EXERCISE DETAILS: In the material below, find each line holding the string "label" and copy it.

INPUT RECORDS:
=-=-=-=-=
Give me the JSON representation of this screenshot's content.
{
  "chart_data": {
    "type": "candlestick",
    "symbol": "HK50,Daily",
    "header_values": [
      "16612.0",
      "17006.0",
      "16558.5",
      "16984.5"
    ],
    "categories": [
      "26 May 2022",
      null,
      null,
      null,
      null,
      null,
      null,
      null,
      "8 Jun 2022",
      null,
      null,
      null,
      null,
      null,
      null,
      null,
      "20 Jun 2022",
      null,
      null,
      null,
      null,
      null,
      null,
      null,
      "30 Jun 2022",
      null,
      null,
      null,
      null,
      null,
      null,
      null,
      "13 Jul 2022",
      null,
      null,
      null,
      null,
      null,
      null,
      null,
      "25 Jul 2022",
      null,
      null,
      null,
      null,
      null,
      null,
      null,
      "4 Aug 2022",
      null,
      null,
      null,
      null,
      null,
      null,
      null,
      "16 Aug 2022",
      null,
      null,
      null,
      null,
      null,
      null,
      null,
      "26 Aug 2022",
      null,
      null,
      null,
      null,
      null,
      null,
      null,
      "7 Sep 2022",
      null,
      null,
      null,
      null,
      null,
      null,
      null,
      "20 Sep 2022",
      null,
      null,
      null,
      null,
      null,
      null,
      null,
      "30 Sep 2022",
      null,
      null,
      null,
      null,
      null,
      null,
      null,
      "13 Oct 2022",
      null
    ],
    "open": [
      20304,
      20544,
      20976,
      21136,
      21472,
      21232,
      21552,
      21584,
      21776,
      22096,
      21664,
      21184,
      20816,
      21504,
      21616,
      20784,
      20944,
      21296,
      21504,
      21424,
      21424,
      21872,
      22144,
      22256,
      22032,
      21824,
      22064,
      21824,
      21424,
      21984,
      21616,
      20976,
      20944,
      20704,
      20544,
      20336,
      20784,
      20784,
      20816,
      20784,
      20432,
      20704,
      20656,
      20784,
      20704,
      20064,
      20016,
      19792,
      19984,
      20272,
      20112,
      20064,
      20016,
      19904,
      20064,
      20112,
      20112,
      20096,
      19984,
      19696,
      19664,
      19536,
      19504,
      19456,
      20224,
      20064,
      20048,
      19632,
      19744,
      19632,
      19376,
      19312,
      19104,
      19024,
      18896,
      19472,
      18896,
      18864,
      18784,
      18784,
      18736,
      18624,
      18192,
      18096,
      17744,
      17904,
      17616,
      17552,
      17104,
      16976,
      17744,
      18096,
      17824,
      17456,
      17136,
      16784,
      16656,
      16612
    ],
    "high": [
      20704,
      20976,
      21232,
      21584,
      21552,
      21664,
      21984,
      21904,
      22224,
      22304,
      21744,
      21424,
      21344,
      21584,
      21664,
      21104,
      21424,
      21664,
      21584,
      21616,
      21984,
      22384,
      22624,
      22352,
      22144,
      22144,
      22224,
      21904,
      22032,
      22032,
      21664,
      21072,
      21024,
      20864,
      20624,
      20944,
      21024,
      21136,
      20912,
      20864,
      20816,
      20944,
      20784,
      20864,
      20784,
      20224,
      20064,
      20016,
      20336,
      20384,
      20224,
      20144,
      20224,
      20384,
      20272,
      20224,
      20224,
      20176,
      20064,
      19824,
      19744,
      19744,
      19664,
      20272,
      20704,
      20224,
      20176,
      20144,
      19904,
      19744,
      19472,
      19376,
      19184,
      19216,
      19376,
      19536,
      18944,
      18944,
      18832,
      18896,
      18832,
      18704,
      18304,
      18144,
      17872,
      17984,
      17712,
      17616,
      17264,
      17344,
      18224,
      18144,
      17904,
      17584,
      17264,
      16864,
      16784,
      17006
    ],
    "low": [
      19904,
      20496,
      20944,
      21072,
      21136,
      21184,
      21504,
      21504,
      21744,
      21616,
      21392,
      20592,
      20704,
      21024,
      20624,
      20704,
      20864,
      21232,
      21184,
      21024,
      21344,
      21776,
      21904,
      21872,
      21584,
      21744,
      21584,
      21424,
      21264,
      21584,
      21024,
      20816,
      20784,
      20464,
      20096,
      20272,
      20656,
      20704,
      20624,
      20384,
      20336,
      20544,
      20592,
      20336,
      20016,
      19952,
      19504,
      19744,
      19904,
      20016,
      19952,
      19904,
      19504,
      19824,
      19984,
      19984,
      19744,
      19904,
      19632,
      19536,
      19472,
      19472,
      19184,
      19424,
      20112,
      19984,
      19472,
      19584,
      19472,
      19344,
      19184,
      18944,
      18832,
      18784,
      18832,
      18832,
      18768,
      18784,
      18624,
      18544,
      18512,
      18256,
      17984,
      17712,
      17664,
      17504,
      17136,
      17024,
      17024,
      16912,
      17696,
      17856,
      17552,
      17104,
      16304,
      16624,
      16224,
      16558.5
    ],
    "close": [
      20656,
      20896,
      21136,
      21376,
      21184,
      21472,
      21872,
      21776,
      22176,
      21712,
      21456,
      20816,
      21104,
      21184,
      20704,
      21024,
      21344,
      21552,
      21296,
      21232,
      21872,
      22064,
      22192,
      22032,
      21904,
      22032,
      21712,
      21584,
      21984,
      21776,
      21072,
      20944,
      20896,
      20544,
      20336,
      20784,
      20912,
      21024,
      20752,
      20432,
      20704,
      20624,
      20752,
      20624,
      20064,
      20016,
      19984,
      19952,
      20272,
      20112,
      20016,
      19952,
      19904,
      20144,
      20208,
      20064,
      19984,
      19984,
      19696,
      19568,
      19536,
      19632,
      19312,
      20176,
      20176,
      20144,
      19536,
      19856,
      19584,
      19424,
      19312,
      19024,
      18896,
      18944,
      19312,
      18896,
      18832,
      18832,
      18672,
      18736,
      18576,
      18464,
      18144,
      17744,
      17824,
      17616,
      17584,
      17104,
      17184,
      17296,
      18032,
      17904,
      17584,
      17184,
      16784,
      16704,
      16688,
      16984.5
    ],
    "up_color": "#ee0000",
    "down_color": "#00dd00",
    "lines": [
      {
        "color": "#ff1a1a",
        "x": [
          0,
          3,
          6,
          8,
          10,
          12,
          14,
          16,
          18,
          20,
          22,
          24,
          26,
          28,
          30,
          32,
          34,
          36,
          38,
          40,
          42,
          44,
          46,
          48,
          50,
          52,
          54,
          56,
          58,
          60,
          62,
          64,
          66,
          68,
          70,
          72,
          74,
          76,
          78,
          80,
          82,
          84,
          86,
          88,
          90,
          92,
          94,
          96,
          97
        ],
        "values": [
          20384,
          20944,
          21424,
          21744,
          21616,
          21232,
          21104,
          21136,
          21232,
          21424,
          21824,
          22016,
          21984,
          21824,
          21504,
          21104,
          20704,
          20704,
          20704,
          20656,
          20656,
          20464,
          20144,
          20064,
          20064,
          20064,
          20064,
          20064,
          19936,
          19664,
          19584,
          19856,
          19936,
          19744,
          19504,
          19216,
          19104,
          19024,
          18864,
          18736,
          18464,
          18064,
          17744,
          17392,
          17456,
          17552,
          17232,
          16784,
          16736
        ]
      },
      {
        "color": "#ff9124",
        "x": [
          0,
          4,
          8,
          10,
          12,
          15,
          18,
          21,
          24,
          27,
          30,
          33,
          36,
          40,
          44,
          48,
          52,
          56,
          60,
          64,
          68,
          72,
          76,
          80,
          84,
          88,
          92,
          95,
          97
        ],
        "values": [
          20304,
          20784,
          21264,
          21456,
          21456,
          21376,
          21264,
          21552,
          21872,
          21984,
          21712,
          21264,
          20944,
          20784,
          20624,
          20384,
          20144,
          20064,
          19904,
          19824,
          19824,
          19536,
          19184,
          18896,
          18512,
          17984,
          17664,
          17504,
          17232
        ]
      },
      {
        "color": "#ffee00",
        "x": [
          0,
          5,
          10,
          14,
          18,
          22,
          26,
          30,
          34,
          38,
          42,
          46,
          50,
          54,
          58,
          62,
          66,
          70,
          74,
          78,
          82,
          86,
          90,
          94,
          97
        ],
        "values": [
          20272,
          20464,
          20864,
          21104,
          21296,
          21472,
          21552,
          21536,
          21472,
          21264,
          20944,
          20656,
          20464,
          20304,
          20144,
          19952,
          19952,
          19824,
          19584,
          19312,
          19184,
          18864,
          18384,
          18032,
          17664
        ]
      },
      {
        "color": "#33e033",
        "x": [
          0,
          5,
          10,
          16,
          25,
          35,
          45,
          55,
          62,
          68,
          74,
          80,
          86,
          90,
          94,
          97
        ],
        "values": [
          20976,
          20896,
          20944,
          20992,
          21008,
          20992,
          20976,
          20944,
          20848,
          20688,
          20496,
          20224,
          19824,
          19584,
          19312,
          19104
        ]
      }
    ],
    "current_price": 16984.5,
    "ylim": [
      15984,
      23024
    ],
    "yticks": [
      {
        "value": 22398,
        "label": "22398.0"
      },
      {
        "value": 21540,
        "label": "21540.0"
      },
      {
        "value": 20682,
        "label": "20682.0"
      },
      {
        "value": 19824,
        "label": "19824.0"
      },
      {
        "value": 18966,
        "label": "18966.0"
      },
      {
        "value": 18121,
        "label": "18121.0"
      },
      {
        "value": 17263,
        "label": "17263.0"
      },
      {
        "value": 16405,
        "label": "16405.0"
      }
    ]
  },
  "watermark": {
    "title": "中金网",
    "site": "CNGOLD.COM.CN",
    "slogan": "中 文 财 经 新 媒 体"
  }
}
=-=-=-=-=
SOLUTION FOR THIS EXERCISE:
        "label": "22398.0"
        "label": "21540.0"
        "label": "20682.0"
        "label": "19824.0"
        "label": "18966.0"
        "label": "18121.0"
        "label": "17263.0"
        "label": "16405.0"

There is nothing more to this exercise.